(Data entries)
---*---

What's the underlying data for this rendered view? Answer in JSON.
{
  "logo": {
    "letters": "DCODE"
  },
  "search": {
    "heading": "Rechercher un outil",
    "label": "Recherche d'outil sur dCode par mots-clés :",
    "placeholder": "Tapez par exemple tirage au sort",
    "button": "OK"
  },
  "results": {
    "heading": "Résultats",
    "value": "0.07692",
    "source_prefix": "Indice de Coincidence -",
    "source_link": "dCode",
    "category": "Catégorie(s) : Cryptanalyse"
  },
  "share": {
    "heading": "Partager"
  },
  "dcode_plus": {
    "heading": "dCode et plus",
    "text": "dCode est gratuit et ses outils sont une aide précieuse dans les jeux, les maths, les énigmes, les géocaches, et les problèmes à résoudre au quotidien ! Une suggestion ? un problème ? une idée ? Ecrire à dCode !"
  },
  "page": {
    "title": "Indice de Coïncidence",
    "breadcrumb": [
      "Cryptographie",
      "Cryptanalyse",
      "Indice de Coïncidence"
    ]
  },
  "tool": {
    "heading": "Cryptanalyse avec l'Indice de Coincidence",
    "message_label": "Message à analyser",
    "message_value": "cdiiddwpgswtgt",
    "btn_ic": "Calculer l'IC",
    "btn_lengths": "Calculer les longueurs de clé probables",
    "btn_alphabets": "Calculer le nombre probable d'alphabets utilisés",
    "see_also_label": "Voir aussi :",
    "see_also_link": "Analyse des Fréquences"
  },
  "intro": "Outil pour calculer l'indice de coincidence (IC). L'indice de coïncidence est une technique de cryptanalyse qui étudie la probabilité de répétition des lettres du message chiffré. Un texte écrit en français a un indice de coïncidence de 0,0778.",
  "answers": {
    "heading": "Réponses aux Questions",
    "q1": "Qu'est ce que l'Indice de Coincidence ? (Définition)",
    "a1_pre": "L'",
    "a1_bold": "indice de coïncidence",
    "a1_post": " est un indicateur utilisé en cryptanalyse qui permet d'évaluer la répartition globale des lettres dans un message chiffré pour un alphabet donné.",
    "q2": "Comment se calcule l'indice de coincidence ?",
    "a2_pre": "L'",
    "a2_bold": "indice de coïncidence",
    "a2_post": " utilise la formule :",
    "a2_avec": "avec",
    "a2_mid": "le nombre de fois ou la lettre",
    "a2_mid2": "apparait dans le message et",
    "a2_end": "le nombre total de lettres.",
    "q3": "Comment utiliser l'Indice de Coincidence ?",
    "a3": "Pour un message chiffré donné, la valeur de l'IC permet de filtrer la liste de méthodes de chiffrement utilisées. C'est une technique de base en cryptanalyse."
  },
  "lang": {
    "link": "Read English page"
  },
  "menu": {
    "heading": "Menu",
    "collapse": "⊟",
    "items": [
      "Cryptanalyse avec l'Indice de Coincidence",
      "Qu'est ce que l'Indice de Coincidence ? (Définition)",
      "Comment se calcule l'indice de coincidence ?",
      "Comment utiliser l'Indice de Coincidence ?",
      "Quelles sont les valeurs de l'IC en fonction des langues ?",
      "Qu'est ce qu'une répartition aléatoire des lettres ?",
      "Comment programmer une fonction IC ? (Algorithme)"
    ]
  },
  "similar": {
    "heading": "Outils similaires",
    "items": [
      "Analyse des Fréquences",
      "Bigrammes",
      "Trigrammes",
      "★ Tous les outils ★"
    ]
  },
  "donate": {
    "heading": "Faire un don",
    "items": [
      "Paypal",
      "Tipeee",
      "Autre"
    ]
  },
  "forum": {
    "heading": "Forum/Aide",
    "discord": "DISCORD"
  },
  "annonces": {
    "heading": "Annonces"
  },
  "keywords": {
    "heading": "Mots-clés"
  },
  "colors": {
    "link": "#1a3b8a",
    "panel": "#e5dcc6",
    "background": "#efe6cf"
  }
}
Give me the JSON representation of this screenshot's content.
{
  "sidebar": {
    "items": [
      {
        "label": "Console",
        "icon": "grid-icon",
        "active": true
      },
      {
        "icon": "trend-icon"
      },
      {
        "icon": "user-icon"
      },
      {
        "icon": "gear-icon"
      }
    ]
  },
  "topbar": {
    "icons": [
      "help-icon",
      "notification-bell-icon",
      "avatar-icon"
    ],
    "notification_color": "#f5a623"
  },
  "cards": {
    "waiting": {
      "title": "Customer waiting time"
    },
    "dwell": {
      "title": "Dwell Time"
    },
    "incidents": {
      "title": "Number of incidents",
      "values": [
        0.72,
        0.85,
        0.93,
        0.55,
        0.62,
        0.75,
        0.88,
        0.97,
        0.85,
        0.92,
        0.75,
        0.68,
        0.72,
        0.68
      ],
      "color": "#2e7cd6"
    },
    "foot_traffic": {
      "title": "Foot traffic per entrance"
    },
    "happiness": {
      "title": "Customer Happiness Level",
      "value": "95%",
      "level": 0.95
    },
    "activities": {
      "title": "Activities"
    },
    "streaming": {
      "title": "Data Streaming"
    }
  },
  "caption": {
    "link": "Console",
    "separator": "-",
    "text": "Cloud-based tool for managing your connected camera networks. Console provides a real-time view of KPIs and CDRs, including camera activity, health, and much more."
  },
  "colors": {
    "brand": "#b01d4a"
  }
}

---*---

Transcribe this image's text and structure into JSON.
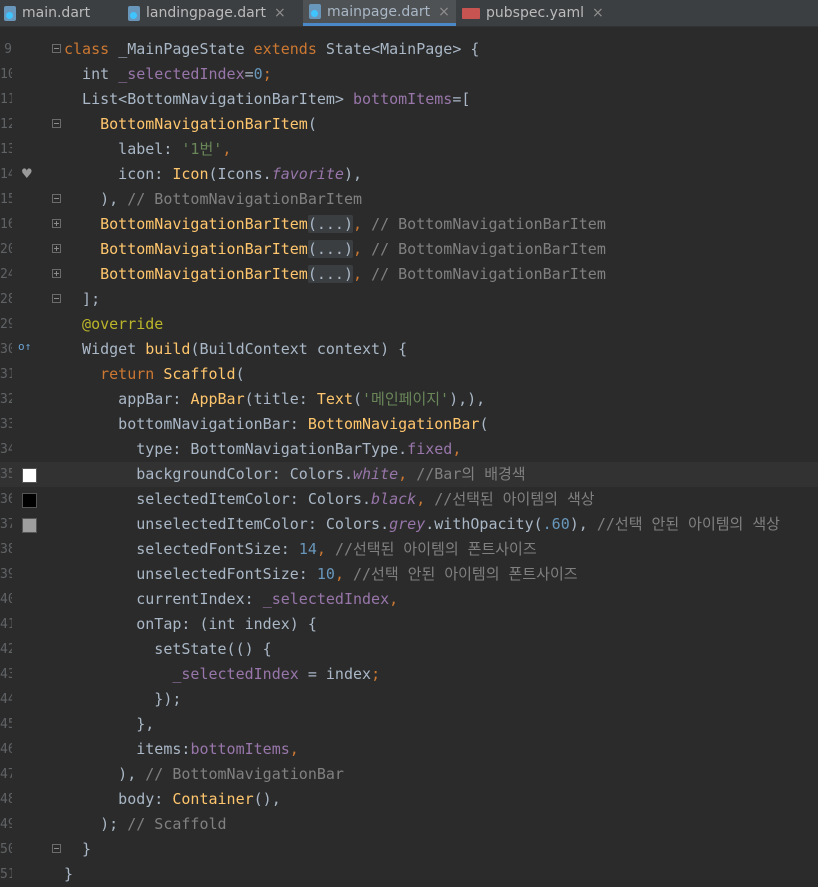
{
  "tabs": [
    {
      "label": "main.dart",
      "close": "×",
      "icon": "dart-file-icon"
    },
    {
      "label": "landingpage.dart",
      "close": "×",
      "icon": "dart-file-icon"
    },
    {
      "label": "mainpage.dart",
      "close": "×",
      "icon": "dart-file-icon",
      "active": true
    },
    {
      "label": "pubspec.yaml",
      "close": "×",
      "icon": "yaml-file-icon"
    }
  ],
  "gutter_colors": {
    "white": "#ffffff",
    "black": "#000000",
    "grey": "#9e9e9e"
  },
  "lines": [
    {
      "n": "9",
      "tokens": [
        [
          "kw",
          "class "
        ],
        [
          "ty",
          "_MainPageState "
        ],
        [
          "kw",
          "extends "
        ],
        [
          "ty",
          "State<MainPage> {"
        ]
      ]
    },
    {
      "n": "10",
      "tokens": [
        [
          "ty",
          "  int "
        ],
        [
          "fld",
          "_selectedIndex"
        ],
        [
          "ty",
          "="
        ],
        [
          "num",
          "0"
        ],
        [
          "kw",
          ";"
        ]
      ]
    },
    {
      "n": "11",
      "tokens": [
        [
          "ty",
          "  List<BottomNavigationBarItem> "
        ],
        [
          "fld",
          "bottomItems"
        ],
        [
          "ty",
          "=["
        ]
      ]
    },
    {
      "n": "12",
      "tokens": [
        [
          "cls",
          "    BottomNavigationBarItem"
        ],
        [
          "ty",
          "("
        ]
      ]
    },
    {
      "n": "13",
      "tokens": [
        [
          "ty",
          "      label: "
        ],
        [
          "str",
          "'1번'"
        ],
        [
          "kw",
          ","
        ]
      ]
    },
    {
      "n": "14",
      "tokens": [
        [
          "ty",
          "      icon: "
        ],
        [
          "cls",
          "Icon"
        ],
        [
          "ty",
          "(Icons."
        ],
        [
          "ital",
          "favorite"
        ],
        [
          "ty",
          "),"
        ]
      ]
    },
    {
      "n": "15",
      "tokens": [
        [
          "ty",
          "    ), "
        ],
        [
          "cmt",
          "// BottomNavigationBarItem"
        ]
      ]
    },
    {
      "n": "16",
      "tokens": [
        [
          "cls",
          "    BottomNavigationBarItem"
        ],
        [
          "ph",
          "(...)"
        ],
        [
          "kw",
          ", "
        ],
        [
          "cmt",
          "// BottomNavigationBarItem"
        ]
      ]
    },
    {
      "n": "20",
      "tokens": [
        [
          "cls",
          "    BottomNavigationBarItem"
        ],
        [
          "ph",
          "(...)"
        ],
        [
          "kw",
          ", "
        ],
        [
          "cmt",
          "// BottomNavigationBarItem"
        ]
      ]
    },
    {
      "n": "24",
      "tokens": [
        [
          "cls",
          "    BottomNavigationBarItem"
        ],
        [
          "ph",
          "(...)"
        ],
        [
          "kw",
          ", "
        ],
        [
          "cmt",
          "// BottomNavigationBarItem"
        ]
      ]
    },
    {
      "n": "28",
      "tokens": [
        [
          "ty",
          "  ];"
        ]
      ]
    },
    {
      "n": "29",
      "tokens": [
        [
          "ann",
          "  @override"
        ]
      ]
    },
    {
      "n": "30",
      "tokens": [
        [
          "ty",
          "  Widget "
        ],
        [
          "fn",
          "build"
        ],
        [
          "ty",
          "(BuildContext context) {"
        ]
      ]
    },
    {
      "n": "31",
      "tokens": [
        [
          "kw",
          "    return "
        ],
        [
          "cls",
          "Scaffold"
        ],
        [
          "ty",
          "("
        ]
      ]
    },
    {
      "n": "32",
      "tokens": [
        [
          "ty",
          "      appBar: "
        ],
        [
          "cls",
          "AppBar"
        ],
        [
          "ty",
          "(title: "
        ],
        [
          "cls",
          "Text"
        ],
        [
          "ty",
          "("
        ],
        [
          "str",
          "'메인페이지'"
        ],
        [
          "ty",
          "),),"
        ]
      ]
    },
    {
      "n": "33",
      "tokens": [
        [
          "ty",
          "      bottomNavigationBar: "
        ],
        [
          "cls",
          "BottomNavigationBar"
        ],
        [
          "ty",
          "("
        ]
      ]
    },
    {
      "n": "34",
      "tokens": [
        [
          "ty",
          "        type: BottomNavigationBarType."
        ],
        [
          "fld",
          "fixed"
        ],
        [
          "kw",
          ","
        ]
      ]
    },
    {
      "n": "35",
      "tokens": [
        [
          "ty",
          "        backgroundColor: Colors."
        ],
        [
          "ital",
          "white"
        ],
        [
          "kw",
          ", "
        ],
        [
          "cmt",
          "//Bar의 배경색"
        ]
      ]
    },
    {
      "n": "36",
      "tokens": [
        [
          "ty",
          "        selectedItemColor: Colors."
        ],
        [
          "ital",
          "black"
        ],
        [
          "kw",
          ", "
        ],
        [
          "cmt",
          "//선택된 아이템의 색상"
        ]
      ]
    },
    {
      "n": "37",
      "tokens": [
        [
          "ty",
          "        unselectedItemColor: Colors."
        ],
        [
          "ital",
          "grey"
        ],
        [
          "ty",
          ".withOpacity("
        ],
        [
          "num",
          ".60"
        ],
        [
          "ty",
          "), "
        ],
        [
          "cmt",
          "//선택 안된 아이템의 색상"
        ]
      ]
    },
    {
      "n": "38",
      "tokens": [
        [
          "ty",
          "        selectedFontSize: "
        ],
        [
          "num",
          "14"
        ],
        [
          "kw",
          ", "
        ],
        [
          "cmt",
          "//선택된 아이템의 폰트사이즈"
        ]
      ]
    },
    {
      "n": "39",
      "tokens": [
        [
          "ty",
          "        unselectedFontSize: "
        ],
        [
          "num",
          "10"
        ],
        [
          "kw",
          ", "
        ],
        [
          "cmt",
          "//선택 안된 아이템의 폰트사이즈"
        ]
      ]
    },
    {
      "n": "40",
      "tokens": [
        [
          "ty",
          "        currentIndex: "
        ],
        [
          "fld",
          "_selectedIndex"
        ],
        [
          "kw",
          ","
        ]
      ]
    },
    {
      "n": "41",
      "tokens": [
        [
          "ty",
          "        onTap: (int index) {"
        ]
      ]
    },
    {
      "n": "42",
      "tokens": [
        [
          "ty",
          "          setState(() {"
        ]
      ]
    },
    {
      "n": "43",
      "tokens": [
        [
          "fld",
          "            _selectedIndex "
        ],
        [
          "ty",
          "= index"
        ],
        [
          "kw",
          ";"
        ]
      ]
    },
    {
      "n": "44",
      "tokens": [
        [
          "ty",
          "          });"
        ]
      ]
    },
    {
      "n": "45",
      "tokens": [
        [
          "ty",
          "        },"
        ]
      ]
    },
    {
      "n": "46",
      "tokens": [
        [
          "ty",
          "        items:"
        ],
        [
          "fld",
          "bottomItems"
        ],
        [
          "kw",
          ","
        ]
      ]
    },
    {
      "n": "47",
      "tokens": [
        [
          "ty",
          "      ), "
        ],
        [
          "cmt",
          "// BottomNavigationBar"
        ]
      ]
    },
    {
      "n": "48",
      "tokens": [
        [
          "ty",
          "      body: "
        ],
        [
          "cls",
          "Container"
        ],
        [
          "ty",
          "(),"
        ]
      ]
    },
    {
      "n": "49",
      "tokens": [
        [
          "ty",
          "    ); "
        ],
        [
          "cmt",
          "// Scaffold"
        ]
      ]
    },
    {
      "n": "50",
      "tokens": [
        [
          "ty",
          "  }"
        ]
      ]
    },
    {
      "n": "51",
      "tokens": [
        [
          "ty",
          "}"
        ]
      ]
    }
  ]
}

---*---

Locate the word "donné" in the records above, and return each line that has it.

    "a1_post": " est un indicateur utilisé en cryptanalyse qui permet d'évaluer la répartition globale des lettres dans un message chiffré pour un alphabet donné.",
    "a3": "Pour un message chiffré donné, la valeur de l'IC permet de filtrer la liste de méthodes de chiffrement utilisées. C'est une technique de base en cryptanalyse."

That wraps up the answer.